-- Start of Dataset records --

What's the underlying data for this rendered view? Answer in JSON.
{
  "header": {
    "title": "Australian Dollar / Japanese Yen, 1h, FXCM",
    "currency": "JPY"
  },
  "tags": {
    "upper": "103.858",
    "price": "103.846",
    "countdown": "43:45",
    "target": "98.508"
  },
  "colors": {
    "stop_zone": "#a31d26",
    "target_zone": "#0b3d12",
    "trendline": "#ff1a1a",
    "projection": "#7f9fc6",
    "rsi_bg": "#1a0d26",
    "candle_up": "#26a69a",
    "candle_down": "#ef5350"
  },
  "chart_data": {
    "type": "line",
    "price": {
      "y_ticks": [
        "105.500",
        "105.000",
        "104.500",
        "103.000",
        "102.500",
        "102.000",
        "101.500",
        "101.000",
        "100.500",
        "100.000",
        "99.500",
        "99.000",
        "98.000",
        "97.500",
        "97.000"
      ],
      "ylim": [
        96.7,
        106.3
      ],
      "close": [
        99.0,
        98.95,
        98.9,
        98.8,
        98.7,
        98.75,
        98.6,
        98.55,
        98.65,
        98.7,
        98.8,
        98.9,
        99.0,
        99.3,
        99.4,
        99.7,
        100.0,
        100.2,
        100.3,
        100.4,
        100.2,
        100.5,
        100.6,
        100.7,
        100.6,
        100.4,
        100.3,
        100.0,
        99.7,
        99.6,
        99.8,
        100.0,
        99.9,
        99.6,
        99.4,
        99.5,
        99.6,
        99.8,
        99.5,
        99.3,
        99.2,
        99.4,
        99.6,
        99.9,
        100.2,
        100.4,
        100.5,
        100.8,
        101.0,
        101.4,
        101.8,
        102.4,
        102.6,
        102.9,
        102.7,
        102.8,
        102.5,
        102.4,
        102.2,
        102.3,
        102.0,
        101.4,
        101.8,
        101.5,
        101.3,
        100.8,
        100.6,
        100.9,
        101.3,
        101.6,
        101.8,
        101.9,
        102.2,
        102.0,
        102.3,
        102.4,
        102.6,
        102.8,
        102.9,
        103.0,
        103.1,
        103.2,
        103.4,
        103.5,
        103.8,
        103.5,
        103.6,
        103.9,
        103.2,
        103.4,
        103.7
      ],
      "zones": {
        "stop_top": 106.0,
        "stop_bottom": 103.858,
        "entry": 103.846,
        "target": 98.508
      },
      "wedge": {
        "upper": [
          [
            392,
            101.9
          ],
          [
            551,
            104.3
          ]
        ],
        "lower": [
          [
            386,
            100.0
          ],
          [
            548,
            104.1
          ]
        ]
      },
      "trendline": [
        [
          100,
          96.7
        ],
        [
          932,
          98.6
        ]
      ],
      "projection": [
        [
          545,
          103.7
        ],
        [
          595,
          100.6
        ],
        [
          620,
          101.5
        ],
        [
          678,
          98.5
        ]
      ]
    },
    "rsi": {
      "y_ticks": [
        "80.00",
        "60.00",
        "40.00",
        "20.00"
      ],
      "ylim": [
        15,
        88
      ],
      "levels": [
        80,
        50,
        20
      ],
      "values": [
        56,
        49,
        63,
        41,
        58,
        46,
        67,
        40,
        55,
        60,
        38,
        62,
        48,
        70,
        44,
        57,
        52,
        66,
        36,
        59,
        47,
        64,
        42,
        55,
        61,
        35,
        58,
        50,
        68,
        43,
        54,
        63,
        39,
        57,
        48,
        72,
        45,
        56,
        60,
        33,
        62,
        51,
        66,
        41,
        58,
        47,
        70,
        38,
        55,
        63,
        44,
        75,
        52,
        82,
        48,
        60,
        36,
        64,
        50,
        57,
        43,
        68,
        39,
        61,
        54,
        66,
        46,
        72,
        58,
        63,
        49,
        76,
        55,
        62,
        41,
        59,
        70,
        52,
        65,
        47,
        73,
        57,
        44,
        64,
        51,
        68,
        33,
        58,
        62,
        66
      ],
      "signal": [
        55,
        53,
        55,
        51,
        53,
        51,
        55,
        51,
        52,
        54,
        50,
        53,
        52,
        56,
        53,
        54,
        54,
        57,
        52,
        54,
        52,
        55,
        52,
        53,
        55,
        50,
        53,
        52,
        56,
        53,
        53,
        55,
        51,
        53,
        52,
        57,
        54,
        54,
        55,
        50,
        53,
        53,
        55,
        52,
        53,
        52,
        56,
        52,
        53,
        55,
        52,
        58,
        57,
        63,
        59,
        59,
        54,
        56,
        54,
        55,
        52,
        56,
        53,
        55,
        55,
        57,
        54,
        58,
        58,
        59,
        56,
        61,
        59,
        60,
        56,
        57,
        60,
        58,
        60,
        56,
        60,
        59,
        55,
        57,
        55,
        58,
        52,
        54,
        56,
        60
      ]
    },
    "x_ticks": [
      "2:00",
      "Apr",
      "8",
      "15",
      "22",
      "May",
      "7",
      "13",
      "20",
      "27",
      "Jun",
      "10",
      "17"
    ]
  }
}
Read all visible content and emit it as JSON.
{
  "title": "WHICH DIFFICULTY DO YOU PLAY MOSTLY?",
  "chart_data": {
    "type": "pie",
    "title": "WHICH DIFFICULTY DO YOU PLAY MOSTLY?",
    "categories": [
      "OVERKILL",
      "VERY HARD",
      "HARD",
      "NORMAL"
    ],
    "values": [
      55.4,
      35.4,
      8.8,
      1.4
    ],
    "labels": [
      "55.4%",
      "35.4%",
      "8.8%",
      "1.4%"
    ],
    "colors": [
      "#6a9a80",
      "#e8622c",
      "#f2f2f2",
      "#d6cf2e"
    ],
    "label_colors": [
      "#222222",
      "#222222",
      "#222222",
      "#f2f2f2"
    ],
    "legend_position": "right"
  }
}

-- End of Dataset records --

• [Job]:
Retype all of the data shown above, word for word.

• [Complete response]:
What's the underlying data for this rendered view? Answer in JSON.
{
  "header": {
    "title": "Australian Dollar / Japanese Yen, 1h, FXCM",
    "currency": "JPY"
  },
  "tags": {
    "upper": "103.858",
    "price": "103.846",
    "countdown": "43:45",
    "target": "98.508"
  },
  "colors": {
    "stop_zone": "#a31d26",
    "target_zone": "#0b3d12",
    "trendline": "#ff1a1a",
    "projection": "#7f9fc6",
    "rsi_bg": "#1a0d26",
    "candle_up": "#26a69a",
    "candle_down": "#ef5350"
  },
  "chart_data": {
    "type": "line",
    "price": {
      "y_ticks": [
        "105.500",
        "105.000",
        "104.500",
        "103.000",
        "102.500",
        "102.000",
        "101.500",
        "101.000",
        "100.500",
        "100.000",
        "99.500",
        "99.000",
        "98.000",
        "97.500",
        "97.000"
      ],
      "ylim": [
        96.7,
        106.3
      ],
      "close": [
        99.0,
        98.95,
        98.9,
        98.8,
        98.7,
        98.75,
        98.6,
        98.55,
        98.65,
        98.7,
        98.8,
        98.9,
        99.0,
        99.3,
        99.4,
        99.7,
        100.0,
        100.2,
        100.3,
        100.4,
        100.2,
        100.5,
        100.6,
        100.7,
        100.6,
        100.4,
        100.3,
        100.0,
        99.7,
        99.6,
        99.8,
        100.0,
        99.9,
        99.6,
        99.4,
        99.5,
        99.6,
        99.8,
        99.5,
        99.3,
        99.2,
        99.4,
        99.6,
        99.9,
        100.2,
        100.4,
        100.5,
        100.8,
        101.0,
        101.4,
        101.8,
        102.4,
        102.6,
        102.9,
        102.7,
        102.8,
        102.5,
        102.4,
        102.2,
        102.3,
        102.0,
        101.4,
        101.8,
        101.5,
        101.3,
        100.8,
        100.6,
        100.9,
        101.3,
        101.6,
        101.8,
        101.9,
        102.2,
        102.0,
        102.3,
        102.4,
        102.6,
        102.8,
        102.9,
        103.0,
        103.1,
        103.2,
        103.4,
        103.5,
        103.8,
        103.5,
        103.6,
        103.9,
        103.2,
        103.4,
        103.7
      ],
      "zones": {
        "stop_top": 106.0,
        "stop_bottom": 103.858,
        "entry": 103.846,
        "target": 98.508
      },
      "wedge": {
        "upper": [
          [
            392,
            101.9
          ],
          [
            551,
            104.3
          ]
        ],
        "lower": [
          [
            386,
            100.0
          ],
          [
            548,
            104.1
          ]
        ]
      },
      "trendline": [
        [
          100,
          96.7
        ],
        [
          932,
          98.6
        ]
      ],
      "projection": [
        [
          545,
          103.7
        ],
        [
          595,
          100.6
        ],
        [
          620,
          101.5
        ],
        [
          678,
          98.5
        ]
      ]
    },
    "rsi": {
      "y_ticks": [
        "80.00",
        "60.00",
        "40.00",
        "20.00"
      ],
      "ylim": [
        15,
        88
      ],
      "levels": [
        80,
        50,
        20
      ],
      "values": [
        56,
        49,
        63,
        41,
        58,
        46,
        67,
        40,
        55,
        60,
        38,
        62,
        48,
        70,
        44,
        57,
        52,
        66,
        36,
        59,
        47,
        64,
        42,
        55,
        61,
        35,
        58,
        50,
        68,
        43,
        54,
        63,
        39,
        57,
        48,
        72,
        45,
        56,
        60,
        33,
        62,
        51,
        66,
        41,
        58,
        47,
        70,
        38,
        55,
        63,
        44,
        75,
        52,
        82,
        48,
        60,
        36,
        64,
        50,
        57,
        43,
        68,
        39,
        61,
        54,
        66,
        46,
        72,
        58,
        63,
        49,
        76,
        55,
        62,
        41,
        59,
        70,
        52,
        65,
        47,
        73,
        57,
        44,
        64,
        51,
        68,
        33,
        58,
        62,
        66
      ],
      "signal": [
        55,
        53,
        55,
        51,
        53,
        51,
        55,
        51,
        52,
        54,
        50,
        53,
        52,
        56,
        53,
        54,
        54,
        57,
        52,
        54,
        52,
        55,
        52,
        53,
        55,
        50,
        53,
        52,
        56,
        53,
        53,
        55,
        51,
        53,
        52,
        57,
        54,
        54,
        55,
        50,
        53,
        53,
        55,
        52,
        53,
        52,
        56,
        52,
        53,
        55,
        52,
        58,
        57,
        63,
        59,
        59,
        54,
        56,
        54,
        55,
        52,
        56,
        53,
        55,
        55,
        57,
        54,
        58,
        58,
        59,
        56,
        61,
        59,
        60,
        56,
        57,
        60,
        58,
        60,
        56,
        60,
        59,
        55,
        57,
        55,
        58,
        52,
        54,
        56,
        60
      ]
    },
    "x_ticks": [
      "2:00",
      "Apr",
      "8",
      "15",
      "22",
      "May",
      "7",
      "13",
      "20",
      "27",
      "Jun",
      "10",
      "17"
    ]
  }
}
Read all visible content and emit it as JSON.
{
  "title": "WHICH DIFFICULTY DO YOU PLAY MOSTLY?",
  "chart_data": {
    "type": "pie",
    "title": "WHICH DIFFICULTY DO YOU PLAY MOSTLY?",
    "categories": [
      "OVERKILL",
      "VERY HARD",
      "HARD",
      "NORMAL"
    ],
    "values": [
      55.4,
      35.4,
      8.8,
      1.4
    ],
    "labels": [
      "55.4%",
      "35.4%",
      "8.8%",
      "1.4%"
    ],
    "colors": [
      "#6a9a80",
      "#e8622c",
      "#f2f2f2",
      "#d6cf2e"
    ],
    "label_colors": [
      "#222222",
      "#222222",
      "#222222",
      "#f2f2f2"
    ],
    "legend_position": "right"
  }
}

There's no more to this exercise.